## Given request
Below are the records; copy each line in them that holds the word "registerbaserade".

++++ Records provided

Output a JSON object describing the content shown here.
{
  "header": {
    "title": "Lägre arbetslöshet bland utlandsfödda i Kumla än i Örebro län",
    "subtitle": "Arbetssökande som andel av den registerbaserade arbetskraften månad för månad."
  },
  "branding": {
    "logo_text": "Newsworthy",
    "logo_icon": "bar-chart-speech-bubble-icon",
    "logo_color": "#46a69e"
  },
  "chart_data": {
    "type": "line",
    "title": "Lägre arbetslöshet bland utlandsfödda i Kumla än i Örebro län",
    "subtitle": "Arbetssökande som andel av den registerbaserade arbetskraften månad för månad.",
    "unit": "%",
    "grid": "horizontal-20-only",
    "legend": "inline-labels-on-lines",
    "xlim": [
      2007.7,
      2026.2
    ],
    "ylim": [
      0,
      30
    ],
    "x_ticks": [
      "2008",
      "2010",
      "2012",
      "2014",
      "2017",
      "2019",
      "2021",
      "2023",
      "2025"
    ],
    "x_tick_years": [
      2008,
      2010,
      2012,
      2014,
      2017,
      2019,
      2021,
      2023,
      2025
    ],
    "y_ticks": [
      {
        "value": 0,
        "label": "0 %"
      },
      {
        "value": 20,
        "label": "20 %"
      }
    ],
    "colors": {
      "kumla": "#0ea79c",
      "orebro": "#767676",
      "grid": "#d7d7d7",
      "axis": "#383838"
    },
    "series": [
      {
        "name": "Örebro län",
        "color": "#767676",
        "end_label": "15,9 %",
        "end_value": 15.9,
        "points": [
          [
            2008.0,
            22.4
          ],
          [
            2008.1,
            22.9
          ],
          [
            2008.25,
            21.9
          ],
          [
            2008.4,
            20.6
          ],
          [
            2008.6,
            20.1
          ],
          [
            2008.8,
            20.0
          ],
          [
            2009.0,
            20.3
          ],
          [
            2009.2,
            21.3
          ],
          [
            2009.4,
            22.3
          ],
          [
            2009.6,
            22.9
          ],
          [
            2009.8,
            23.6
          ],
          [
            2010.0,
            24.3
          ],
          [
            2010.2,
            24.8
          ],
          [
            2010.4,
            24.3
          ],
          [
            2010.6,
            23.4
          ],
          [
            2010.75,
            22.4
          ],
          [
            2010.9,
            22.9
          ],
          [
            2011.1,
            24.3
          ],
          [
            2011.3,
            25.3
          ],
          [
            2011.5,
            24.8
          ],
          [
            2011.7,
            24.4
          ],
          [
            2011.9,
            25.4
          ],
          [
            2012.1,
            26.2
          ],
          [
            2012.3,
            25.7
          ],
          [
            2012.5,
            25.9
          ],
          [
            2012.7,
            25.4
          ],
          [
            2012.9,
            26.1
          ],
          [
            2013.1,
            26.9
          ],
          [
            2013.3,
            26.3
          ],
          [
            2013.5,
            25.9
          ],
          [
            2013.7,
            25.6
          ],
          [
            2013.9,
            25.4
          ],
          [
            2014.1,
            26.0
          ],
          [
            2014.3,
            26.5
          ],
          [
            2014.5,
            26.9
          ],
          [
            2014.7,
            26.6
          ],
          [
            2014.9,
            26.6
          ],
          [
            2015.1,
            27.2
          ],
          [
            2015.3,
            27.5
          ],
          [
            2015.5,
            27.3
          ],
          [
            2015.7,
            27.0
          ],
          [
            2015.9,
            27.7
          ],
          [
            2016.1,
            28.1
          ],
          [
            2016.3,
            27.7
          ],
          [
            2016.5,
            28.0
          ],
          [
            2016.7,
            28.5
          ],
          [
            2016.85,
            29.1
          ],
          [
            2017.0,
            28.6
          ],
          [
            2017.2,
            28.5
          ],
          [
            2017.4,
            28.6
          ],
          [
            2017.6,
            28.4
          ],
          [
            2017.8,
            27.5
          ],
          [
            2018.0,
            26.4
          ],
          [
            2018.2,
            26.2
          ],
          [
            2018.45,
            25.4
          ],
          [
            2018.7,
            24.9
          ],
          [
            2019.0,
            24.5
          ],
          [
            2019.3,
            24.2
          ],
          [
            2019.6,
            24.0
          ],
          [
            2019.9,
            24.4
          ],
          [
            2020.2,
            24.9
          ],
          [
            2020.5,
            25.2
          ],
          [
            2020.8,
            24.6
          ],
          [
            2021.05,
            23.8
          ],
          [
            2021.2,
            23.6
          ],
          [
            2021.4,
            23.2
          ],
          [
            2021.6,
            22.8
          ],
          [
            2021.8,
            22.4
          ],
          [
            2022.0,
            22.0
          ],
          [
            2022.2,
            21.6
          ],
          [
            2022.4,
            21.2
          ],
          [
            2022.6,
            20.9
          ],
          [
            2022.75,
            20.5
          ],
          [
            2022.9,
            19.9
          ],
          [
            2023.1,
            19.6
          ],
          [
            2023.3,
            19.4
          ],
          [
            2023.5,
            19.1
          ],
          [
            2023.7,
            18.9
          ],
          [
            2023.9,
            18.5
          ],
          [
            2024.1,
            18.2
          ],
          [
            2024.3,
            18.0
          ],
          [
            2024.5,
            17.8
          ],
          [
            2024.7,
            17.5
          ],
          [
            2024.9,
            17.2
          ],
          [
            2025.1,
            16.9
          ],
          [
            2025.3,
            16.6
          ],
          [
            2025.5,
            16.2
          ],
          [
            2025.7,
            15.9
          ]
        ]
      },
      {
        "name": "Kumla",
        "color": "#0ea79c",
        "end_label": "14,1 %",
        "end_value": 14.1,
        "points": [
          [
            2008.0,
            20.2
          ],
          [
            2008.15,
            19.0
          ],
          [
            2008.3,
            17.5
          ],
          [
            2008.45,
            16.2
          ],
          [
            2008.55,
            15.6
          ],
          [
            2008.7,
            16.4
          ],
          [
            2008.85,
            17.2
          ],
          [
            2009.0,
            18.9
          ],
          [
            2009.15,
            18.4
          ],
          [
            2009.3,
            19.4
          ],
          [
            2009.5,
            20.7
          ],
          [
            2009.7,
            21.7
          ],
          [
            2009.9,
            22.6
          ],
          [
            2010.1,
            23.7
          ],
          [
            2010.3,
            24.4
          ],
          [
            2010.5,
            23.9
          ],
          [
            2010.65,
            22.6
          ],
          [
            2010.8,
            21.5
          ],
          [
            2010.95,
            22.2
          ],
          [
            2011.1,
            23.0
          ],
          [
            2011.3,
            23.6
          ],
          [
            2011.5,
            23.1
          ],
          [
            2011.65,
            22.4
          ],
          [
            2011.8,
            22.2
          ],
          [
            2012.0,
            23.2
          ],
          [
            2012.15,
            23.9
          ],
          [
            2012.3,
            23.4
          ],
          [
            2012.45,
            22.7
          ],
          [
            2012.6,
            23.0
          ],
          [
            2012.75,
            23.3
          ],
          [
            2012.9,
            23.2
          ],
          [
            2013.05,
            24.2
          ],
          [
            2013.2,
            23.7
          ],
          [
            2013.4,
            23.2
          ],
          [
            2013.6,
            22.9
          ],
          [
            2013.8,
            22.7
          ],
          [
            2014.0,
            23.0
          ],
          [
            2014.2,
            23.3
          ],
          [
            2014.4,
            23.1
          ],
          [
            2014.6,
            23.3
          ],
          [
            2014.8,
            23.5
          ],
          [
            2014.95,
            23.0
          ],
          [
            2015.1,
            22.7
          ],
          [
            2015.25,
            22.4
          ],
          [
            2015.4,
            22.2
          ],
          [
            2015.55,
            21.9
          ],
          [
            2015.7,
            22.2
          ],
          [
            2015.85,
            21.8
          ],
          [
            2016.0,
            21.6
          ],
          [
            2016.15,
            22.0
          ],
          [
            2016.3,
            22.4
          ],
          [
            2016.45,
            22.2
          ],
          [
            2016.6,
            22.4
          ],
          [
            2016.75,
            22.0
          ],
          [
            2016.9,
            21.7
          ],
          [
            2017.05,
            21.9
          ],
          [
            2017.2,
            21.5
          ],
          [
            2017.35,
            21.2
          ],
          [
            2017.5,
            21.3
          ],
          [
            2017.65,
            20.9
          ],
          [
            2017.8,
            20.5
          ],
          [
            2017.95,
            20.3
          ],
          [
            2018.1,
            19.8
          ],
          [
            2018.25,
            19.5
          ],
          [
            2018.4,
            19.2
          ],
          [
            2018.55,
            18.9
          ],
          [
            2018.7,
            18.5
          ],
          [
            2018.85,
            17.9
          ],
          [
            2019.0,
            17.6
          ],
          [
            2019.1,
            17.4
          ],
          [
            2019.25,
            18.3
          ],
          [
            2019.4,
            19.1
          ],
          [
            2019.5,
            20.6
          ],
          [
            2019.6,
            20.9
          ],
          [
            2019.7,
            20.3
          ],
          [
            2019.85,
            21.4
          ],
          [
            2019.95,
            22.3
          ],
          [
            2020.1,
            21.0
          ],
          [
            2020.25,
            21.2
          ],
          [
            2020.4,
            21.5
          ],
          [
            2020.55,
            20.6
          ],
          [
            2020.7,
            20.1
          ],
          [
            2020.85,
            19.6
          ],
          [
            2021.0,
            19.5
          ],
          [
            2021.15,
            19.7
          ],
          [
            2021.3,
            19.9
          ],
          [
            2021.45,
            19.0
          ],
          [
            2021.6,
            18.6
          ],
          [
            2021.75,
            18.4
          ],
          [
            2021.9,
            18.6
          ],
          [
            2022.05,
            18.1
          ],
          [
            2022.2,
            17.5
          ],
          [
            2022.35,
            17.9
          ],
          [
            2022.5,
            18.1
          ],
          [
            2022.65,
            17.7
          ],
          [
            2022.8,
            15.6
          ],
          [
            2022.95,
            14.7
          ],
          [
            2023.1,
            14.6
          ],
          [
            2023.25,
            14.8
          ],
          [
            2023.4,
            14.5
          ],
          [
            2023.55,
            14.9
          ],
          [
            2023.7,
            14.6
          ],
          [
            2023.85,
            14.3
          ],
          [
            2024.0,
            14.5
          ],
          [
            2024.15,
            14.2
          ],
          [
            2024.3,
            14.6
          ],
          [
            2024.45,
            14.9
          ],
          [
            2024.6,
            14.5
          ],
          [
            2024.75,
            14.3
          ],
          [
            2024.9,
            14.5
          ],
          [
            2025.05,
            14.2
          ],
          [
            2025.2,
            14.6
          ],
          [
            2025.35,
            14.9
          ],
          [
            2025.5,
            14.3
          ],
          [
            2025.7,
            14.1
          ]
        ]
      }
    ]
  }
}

++++++++

## Correct response
    "subtitle": "Arbetssökande som andel av den registerbaserade arbetskraften månad för månad."
    "subtitle": "Arbetssökande som andel av den registerbaserade arbetskraften månad för månad.",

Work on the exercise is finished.